▶ **Problem description**:
Take every line from the material that has the word "this" in it.

▶ **Exercise data**:
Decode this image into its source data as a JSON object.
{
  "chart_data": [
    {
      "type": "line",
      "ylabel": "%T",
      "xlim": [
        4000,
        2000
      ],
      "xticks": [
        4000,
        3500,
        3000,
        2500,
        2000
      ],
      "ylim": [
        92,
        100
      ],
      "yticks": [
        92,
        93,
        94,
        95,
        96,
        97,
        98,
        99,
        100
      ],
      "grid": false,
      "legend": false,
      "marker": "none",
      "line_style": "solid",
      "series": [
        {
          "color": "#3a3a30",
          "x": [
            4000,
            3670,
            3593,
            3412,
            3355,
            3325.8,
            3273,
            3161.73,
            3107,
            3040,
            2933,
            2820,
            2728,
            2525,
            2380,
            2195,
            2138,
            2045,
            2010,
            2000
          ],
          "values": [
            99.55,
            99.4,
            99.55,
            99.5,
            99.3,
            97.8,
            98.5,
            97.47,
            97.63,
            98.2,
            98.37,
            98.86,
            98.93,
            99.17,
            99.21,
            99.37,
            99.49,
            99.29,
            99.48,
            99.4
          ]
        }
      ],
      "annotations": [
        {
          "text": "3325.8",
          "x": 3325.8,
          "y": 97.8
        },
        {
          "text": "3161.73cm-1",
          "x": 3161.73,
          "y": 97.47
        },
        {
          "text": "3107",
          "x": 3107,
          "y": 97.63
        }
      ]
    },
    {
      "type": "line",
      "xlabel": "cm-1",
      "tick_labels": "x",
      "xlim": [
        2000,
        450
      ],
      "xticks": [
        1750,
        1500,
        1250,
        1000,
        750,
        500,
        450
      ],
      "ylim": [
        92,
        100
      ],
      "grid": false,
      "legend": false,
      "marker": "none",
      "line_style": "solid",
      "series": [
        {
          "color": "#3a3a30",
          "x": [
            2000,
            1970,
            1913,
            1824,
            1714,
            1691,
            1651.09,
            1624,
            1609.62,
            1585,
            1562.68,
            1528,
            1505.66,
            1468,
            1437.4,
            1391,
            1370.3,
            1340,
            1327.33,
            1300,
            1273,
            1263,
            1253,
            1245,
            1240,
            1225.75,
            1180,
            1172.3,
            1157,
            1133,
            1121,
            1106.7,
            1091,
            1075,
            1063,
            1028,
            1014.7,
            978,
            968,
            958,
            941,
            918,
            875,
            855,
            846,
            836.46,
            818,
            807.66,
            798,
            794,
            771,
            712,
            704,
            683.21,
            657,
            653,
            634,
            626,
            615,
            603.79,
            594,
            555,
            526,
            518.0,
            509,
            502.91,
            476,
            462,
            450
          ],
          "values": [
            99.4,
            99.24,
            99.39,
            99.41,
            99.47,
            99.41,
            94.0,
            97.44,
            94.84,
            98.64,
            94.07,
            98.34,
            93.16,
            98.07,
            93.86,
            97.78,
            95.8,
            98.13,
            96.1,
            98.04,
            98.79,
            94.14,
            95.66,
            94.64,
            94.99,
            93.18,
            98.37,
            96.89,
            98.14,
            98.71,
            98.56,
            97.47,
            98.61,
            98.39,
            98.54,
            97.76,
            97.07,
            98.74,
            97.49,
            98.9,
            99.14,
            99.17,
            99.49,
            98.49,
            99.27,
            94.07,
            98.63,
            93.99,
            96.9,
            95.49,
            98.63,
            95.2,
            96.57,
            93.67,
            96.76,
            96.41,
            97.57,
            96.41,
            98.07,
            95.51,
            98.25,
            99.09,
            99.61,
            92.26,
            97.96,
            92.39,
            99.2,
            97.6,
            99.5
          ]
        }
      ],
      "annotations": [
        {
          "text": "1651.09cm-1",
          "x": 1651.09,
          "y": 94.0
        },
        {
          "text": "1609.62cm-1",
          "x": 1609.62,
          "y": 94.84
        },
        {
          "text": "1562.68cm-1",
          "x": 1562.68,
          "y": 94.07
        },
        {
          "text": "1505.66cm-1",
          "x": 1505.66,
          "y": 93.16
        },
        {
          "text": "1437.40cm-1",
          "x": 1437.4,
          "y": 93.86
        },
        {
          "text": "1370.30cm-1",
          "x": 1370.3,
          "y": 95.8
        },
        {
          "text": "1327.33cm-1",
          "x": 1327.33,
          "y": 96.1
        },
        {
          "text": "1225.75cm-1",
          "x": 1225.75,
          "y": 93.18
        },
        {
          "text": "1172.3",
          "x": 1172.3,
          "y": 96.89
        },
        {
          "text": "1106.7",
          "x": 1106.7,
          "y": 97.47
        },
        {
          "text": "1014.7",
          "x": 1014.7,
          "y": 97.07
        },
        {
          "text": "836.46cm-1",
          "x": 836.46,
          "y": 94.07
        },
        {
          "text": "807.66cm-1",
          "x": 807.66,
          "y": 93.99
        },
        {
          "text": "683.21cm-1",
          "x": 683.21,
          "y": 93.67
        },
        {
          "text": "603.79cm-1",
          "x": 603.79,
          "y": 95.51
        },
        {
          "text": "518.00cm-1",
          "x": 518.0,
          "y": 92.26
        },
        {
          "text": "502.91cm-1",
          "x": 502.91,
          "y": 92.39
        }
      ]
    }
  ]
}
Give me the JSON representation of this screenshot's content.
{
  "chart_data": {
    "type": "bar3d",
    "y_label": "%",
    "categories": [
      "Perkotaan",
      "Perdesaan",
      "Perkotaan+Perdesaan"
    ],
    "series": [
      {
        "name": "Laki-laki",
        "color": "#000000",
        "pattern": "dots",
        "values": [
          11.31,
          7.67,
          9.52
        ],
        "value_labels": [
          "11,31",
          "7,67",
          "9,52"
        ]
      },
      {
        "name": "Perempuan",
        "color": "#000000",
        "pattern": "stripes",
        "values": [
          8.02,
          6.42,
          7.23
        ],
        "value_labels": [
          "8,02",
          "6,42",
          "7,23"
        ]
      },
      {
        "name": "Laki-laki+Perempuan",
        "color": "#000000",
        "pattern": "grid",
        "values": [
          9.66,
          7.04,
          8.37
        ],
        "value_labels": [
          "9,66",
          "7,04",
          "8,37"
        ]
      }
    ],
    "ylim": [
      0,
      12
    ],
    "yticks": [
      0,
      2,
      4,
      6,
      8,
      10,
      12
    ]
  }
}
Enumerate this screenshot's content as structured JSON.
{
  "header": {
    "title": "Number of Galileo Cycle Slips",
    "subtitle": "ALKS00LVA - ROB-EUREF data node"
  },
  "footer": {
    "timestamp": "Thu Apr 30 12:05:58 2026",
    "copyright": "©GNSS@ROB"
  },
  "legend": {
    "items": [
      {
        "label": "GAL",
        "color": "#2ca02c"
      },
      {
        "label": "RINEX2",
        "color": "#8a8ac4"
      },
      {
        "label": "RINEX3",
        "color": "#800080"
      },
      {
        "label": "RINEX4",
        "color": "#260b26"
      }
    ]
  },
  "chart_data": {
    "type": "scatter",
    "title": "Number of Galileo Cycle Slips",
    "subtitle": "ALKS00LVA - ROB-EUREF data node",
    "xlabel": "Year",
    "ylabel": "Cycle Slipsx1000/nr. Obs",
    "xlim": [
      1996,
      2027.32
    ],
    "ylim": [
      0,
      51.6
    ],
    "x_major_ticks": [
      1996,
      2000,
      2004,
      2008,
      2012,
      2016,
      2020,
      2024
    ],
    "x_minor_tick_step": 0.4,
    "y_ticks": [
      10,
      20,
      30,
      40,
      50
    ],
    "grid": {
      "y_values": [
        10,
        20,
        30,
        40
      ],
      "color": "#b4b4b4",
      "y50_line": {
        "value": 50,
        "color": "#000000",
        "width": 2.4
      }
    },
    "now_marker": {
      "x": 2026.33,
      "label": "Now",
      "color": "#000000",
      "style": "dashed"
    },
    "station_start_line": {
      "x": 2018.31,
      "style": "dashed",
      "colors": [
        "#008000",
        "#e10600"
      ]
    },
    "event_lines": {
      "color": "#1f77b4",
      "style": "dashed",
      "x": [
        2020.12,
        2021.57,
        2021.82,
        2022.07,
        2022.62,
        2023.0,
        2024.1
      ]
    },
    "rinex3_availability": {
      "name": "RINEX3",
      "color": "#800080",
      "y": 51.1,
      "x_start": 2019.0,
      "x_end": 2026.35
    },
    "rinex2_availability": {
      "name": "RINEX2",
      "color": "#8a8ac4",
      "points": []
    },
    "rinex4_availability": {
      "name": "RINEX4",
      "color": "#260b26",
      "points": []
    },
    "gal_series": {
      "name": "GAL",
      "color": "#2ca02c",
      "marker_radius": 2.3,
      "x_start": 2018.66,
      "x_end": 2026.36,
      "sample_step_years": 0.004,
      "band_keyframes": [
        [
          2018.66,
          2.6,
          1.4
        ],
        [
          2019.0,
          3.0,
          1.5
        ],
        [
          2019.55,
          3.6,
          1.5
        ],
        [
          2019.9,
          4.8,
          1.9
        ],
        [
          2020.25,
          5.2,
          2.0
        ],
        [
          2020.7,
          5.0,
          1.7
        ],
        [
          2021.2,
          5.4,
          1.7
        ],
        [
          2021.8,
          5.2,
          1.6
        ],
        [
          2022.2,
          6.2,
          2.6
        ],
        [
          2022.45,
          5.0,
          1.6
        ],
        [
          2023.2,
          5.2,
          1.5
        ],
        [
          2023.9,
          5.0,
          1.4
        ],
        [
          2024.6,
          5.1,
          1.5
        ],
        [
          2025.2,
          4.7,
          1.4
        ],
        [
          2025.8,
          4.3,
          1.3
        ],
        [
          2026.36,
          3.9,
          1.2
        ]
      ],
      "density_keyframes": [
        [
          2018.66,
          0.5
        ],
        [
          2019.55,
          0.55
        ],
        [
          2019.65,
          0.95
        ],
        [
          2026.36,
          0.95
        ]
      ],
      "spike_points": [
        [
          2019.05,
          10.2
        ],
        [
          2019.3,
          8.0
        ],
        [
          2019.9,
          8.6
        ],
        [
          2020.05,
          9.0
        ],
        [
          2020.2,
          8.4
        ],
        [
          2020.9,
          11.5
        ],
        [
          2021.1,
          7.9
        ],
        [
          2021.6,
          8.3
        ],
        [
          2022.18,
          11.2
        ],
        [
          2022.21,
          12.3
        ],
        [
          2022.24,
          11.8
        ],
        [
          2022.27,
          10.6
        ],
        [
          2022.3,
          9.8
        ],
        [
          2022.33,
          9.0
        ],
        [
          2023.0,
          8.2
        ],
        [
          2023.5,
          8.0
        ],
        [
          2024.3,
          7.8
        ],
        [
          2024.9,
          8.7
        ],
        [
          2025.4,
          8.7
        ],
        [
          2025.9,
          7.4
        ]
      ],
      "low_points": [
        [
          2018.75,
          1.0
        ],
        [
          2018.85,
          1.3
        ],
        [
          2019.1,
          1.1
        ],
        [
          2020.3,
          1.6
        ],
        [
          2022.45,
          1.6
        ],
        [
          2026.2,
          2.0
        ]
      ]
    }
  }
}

▶ **Full solution**:
Decode this image into its source data as a JSON object.
Give me the JSON representation of this screenshot's content.
Enumerate this screenshot's content as structured JSON.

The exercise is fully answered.